**WHAT YOU HAVE TO DO:** Check every line below for the string "fileManager", and copy the lines that contain it.

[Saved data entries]

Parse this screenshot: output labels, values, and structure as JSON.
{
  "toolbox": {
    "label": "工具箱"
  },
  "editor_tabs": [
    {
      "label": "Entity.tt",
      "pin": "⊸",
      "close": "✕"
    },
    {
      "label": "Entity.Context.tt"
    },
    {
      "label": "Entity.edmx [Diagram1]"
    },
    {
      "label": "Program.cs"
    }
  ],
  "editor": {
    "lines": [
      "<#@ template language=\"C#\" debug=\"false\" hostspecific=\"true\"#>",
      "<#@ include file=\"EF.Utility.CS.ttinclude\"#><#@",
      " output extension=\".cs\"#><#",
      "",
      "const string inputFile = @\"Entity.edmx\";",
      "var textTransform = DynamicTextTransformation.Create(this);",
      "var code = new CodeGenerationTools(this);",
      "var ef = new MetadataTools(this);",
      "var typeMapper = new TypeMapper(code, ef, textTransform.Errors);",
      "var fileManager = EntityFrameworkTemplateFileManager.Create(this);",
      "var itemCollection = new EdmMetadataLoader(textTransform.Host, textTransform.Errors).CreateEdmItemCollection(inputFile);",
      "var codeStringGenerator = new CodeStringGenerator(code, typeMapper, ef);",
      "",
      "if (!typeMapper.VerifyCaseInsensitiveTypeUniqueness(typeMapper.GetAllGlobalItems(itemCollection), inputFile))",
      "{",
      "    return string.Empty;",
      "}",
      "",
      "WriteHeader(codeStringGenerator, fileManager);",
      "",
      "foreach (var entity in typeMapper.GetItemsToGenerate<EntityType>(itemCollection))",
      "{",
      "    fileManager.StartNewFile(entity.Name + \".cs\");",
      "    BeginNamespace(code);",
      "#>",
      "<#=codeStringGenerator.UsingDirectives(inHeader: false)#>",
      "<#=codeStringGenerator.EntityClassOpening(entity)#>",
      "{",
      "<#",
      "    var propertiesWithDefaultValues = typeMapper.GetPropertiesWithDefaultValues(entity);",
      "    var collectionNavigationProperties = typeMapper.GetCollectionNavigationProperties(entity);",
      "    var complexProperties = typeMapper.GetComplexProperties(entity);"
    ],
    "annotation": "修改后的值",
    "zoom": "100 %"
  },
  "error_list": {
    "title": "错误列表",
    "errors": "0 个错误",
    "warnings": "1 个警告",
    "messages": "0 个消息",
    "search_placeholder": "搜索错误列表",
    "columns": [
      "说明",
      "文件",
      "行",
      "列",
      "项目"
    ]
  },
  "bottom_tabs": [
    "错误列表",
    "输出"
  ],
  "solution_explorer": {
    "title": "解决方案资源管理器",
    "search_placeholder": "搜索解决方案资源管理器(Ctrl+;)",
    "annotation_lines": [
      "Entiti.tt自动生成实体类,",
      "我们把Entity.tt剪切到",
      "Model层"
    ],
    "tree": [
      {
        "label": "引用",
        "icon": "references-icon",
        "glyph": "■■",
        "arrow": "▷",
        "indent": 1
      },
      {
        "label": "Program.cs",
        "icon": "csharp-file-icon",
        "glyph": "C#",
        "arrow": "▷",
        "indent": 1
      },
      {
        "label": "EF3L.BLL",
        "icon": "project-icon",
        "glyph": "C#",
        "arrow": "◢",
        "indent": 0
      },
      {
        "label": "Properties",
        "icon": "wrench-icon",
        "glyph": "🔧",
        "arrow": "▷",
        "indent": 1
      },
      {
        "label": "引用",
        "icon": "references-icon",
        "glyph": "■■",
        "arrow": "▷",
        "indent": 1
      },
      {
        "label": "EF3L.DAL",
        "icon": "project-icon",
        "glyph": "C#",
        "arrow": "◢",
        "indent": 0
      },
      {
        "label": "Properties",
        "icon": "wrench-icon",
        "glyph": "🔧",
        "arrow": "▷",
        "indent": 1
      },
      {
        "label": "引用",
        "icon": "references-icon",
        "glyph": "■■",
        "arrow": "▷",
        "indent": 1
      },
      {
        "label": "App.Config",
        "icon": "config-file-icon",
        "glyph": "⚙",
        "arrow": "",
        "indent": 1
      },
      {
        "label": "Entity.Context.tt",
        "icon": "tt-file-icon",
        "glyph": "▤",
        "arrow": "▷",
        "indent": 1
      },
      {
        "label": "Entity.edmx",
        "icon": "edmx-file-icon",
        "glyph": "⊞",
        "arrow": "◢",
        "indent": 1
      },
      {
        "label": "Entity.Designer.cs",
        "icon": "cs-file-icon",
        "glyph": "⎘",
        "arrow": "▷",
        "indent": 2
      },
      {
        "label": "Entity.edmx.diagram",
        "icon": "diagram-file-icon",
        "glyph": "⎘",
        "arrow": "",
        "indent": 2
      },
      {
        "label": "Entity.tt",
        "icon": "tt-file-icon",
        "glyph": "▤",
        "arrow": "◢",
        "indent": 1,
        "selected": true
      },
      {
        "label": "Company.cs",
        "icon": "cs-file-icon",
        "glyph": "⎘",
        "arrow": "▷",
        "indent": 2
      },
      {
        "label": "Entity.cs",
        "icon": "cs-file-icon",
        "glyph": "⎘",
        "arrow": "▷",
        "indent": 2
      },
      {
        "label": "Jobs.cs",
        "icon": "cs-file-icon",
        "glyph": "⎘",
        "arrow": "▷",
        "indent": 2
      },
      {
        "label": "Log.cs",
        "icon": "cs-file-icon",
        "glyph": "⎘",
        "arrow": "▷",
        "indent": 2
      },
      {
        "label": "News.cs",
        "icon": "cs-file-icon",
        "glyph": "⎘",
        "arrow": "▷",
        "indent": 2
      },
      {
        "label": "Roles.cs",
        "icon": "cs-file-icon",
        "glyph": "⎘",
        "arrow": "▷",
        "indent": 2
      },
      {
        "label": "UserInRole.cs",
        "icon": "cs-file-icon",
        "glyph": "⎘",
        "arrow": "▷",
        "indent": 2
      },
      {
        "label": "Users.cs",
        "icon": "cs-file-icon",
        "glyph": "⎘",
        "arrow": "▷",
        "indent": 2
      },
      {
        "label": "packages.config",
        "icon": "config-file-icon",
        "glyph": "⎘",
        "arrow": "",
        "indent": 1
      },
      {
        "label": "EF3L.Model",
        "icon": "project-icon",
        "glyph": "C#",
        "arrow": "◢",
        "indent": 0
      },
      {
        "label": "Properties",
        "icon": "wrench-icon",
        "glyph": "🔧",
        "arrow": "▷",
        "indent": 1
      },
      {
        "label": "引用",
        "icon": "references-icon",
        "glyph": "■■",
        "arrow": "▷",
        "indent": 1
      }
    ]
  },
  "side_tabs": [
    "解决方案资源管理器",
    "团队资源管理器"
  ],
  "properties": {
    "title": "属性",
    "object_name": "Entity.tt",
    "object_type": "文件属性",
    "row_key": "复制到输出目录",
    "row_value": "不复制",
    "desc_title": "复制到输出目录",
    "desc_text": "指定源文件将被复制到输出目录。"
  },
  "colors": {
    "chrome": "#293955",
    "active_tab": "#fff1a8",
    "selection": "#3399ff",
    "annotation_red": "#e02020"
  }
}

**EXERCISE ANSWER:**
      "var fileManager = EntityFrameworkTemplateFileManager.Create(this);",
      "WriteHeader(codeStringGenerator, fileManager);",
      "    fileManager.StartNewFile(entity.Name + \".cs\");",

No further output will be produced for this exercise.